• Reading text:
· · ·
Watch: Korean Humanoid Robot Performs Viral K-POP Dance, Learns By Watching Videos

Authored by Jijo Malayil via Interesting Engineering,

While China dominates humanoid robotics headlines, a Korean firm showcased a humanoid learning complex motions through an open-source AI framework.

In a recent demonstration, ROBOTIS’ AI Sapiens learned the famous CORTIS REDRED Challenge motion using only smartphone video, eliminating the need for professional motion-capture systems.

The process combined video-based motion capture, motion retargeting, simulation-based reinforcement learning, and Sim2Real transfer.

According to the firm, the demonstration highlights how open-source tools can simplify humanoid robot training, enabling users to generate, learn, and execute full-body motions more easily.

Humanoid Learns Motion

ROBOTIS has demonstrated the capabilities of its AI Sapiens humanoid robot, an open-source platform for physical AI powered by DYNAMIXEL-Q actuators. The project is designed to make humanoid robot motion learning more accessible by using widely available hardware and open-source software tools.

In the demonstration, AI Sapiens learns and performs a complex full-body motion known as the CORTIS REDRED Challenge. Instead of relying on expensive professional motion-capture systems, the robot learns the movement from video recorded using a standard smartphone camera. This significantly reduces the cost and complexity of collecting training data for humanoid robots.

The motion-learning process begins with video-based motion capture. Human movements recorded on a smartphone are converted into digital motion data that can be processed by software. The captured motions are then passed through a motion retargeting stage, where the human movements are adapted to match the physical structure and joint limitations of the humanoid robot.
· · ·
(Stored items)

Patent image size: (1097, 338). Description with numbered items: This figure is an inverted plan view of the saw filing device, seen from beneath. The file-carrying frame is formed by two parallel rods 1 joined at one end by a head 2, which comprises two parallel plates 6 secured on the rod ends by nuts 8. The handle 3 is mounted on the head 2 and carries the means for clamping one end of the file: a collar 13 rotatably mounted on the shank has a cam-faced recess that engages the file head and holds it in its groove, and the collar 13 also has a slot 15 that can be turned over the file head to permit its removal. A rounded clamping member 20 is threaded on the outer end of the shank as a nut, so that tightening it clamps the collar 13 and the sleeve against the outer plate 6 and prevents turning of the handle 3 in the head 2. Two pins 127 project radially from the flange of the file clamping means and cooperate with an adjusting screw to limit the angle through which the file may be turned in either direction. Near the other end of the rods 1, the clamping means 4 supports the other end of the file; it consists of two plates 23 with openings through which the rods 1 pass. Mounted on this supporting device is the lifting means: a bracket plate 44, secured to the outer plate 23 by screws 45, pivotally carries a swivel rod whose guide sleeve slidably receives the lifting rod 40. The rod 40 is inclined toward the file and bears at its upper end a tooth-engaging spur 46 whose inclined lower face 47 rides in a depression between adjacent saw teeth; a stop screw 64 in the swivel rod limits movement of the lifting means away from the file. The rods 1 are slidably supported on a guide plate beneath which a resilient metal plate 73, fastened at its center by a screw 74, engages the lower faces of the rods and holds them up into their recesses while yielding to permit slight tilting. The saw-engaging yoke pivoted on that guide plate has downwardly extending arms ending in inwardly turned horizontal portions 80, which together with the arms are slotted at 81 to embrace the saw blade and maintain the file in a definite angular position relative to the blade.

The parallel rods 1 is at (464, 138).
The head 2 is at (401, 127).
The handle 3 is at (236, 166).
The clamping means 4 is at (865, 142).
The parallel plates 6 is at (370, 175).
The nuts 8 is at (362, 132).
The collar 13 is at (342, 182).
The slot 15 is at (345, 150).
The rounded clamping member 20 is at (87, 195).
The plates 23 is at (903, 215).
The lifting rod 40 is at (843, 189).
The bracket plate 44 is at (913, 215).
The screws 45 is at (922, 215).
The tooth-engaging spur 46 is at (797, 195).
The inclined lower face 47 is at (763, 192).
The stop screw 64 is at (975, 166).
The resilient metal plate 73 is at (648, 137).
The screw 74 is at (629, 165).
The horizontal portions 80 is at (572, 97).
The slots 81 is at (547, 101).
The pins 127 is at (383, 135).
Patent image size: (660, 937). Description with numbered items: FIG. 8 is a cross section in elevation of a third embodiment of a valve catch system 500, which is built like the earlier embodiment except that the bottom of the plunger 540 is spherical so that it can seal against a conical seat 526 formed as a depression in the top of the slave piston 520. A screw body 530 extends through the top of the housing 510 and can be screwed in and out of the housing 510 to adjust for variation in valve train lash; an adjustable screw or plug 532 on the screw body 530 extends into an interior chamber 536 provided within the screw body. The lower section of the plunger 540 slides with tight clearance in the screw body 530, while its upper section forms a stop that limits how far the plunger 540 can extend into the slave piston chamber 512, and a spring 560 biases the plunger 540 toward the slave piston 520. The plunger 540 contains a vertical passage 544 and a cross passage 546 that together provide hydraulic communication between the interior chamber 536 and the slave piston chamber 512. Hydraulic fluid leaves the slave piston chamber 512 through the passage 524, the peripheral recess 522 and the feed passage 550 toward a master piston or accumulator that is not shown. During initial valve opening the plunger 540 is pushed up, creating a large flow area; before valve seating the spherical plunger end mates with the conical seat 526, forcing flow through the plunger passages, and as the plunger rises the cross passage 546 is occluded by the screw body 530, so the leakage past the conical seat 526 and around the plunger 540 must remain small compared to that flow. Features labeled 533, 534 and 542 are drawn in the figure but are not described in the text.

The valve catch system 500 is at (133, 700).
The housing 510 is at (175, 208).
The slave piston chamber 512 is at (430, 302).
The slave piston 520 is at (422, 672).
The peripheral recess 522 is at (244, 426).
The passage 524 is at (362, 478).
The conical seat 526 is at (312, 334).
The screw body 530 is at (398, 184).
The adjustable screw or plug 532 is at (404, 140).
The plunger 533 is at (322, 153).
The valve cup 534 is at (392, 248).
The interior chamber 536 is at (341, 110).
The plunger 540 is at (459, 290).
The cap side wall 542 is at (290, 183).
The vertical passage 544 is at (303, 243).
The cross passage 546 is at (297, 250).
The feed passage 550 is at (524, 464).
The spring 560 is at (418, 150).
· · ·
• Problems and tasks:
1. According to the robot article, why is learning a motion from smartphone video an advantage for training humanoid robots? Answer in one to three sentences.
2. Reproduce the passage of the robot article starting with "In a recent" and going on through "open-source software tools.".

• Solutions to the problems:
1. Smartphone video replaces expensive professional motion-capture systems. This significantly reduces the cost and complexity of collecting training data for humanoid robots.

2.
In a recent demonstration, ROBOTIS’ AI Sapiens learned the famous CORTIS REDRED Challenge motion using only smartphone video, eliminating the need for professional motion-capture systems.

The process combined video-based motion capture, motion retargeting, simulation-based reinforcement learning, and Sim2Real transfer.

According to the firm, the demonstration highlights how open-source tools can simplify humanoid robot training, enabling users to generate, learn, and execute full-body motions more easily.

Humanoid Learns Motion

ROBOTIS has demonstrated the capabilities of its AI Sapiens humanoid robot, an open-source platform for physical AI powered by DYNAMIXEL-Q actuators. The project is designed to make humanoid robot motion learning more accessible by using widely available hardware and open-source software tools.